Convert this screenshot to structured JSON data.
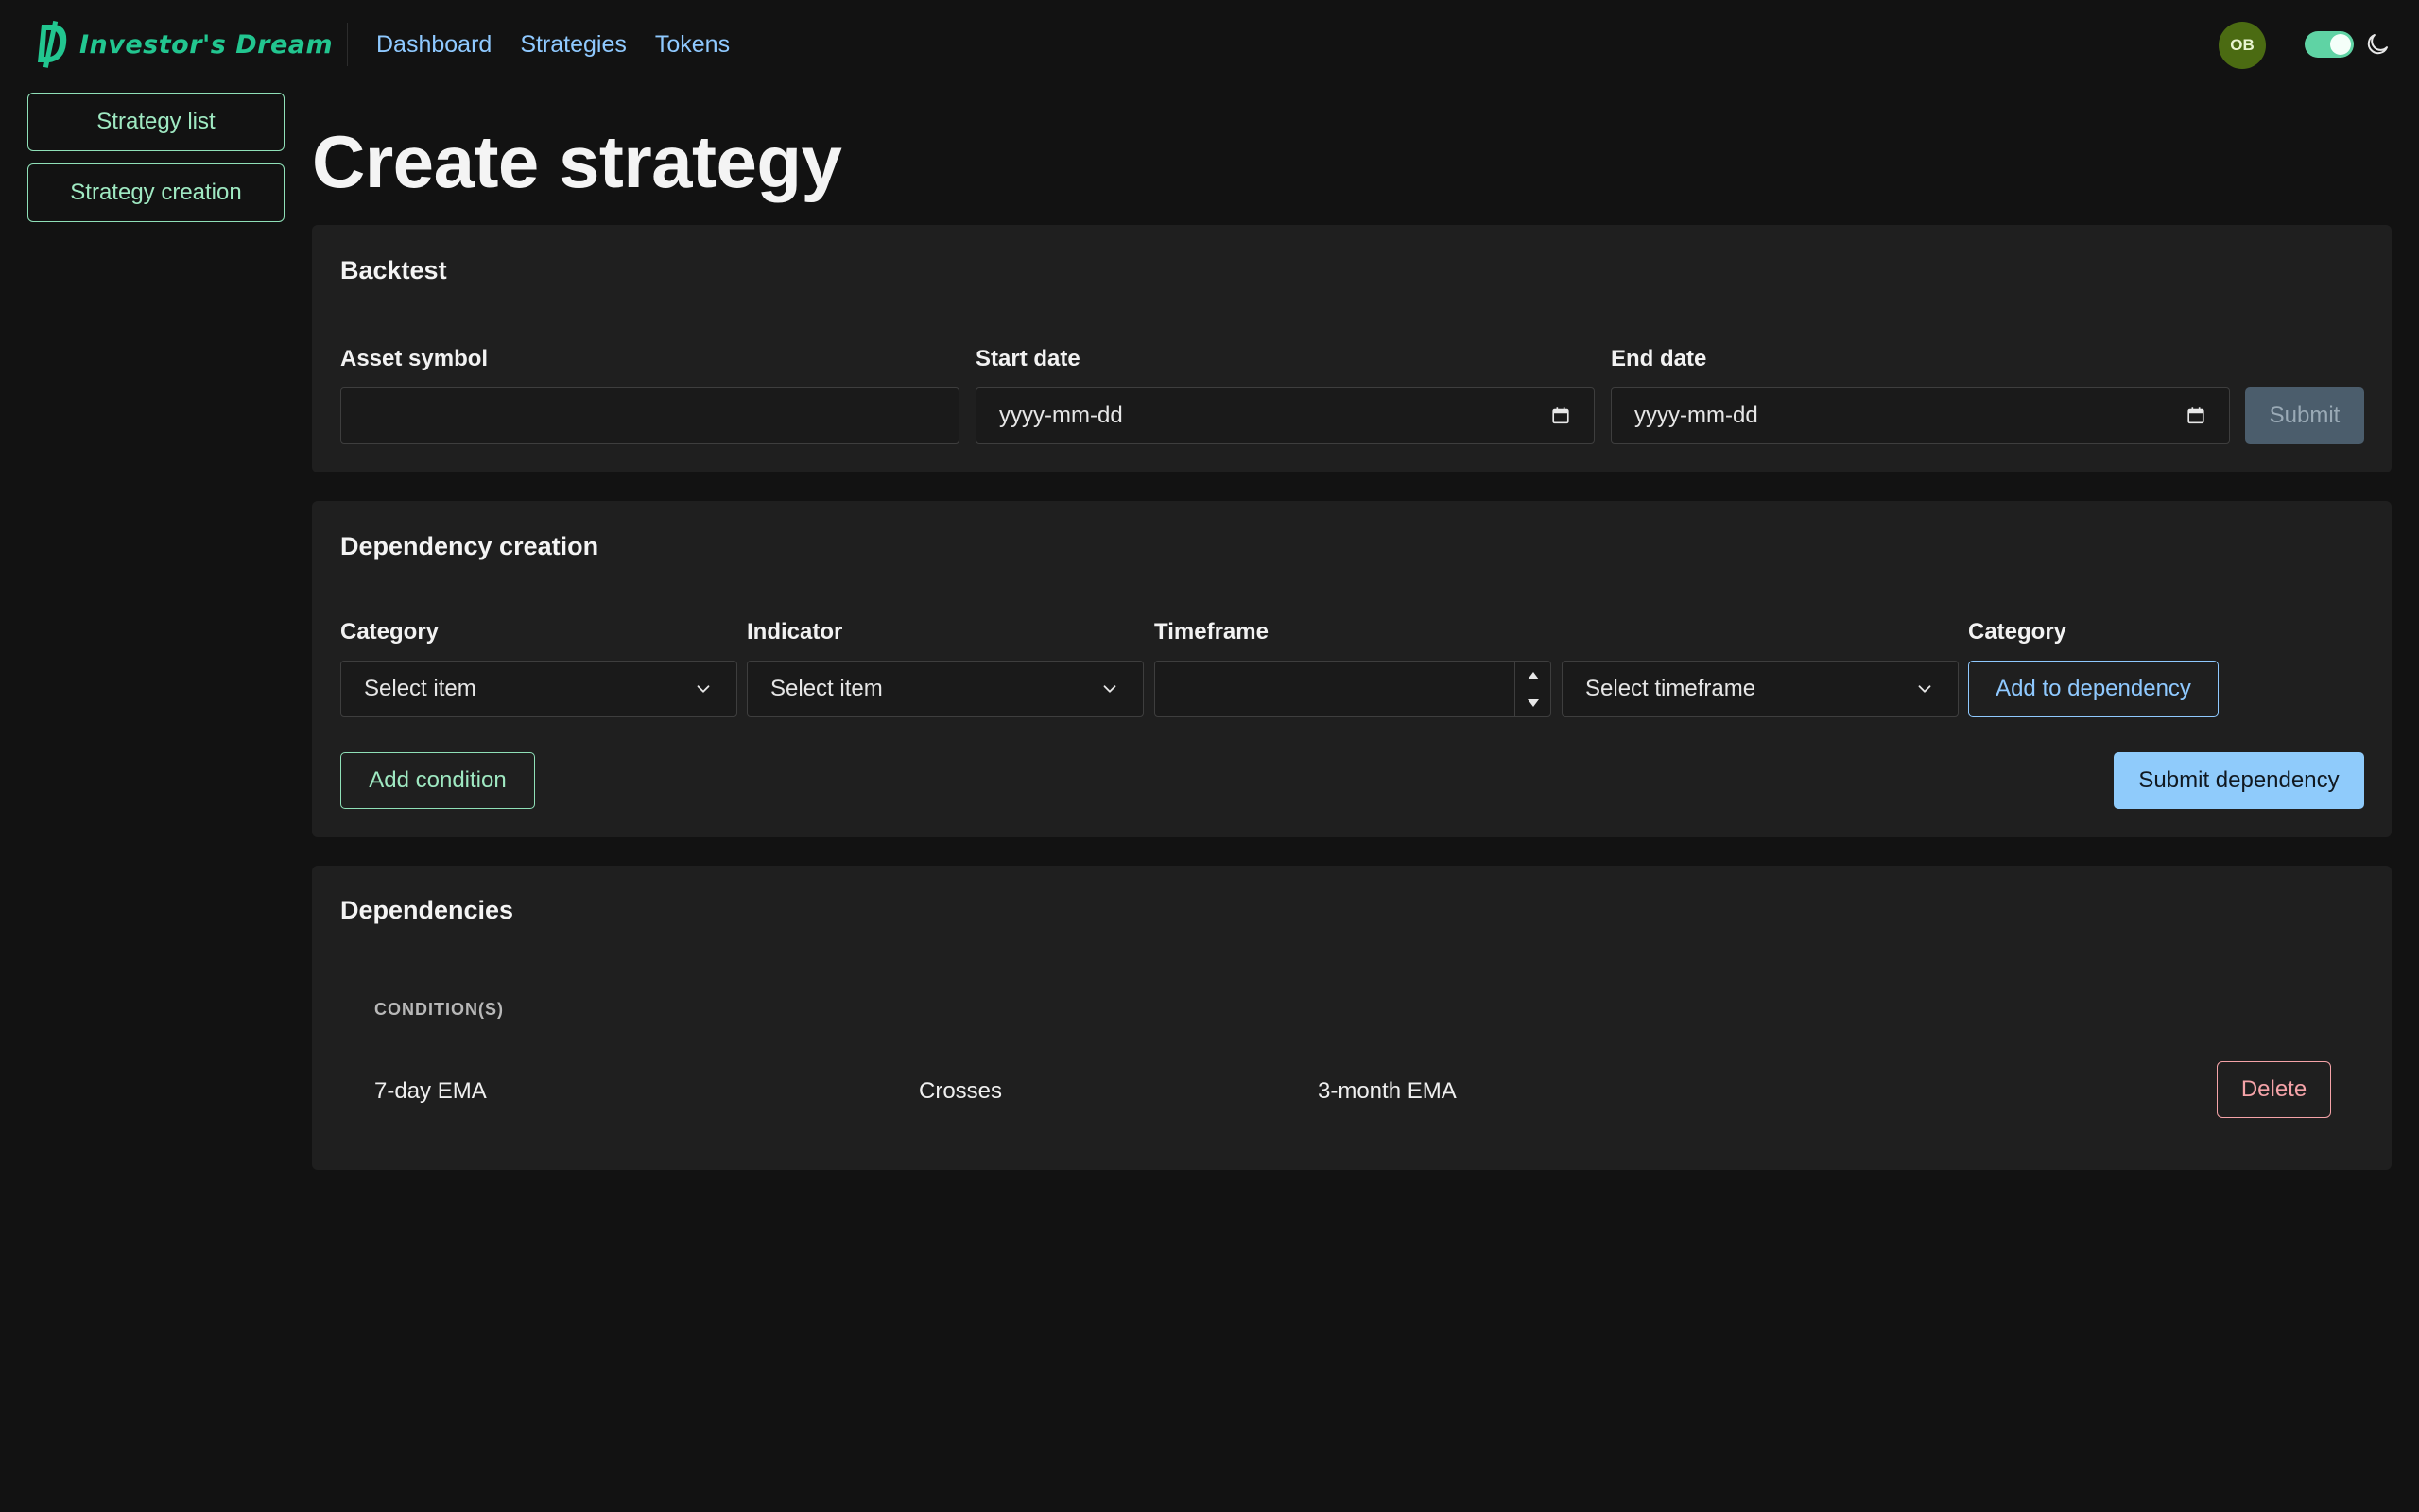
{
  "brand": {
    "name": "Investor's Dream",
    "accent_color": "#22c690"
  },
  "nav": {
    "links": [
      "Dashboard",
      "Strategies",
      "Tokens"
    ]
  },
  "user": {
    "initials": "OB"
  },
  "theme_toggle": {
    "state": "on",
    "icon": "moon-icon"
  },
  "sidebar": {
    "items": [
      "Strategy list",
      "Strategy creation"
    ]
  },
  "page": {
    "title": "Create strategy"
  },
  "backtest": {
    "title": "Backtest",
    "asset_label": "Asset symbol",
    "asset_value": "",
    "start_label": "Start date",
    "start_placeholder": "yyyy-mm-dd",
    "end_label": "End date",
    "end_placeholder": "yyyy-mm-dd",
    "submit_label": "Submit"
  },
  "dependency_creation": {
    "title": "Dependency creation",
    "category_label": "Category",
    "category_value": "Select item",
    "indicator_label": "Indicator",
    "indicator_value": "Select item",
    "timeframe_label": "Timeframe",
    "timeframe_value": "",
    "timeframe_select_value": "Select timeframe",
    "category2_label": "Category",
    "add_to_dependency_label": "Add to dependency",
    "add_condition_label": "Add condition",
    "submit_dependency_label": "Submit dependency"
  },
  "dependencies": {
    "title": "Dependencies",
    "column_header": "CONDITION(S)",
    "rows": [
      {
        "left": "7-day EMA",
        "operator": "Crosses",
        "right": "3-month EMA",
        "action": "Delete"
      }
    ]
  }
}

___

• STATED PROBLEM: Copy the entries above faithfully and omit every image.

• WRITTEN ANSWER:
Convert this screenshot to structured JSON data.
{
  "brand": {
    "name": "Investor's Dream",
    "accent_color": "#22c690"
  },
  "nav": {
    "links": [
      "Dashboard",
      "Strategies",
      "Tokens"
    ]
  },
  "user": {
    "initials": "OB"
  },
  "theme_toggle": {
    "state": "on",
    "icon": "moon-icon"
  },
  "sidebar": {
    "items": [
      "Strategy list",
      "Strategy creation"
    ]
  },
  "page": {
    "title": "Create strategy"
  },
  "backtest": {
    "title": "Backtest",
    "asset_label": "Asset symbol",
    "asset_value": "",
    "start_label": "Start date",
    "start_placeholder": "yyyy-mm-dd",
    "end_label": "End date",
    "end_placeholder": "yyyy-mm-dd",
    "submit_label": "Submit"
  },
  "dependency_creation": {
    "title": "Dependency creation",
    "category_label": "Category",
    "category_value": "Select item",
    "indicator_label": "Indicator",
    "indicator_value": "Select item",
    "timeframe_label": "Timeframe",
    "timeframe_value": "",
    "timeframe_select_value": "Select timeframe",
    "category2_label": "Category",
    "add_to_dependency_label": "Add to dependency",
    "add_condition_label": "Add condition",
    "submit_dependency_label": "Submit dependency"
  },
  "dependencies": {
    "title": "Dependencies",
    "column_header": "CONDITION(S)",
    "rows": [
      {
        "left": "7-day EMA",
        "operator": "Crosses",
        "right": "3-month EMA",
        "action": "Delete"
      }
    ]
  }
}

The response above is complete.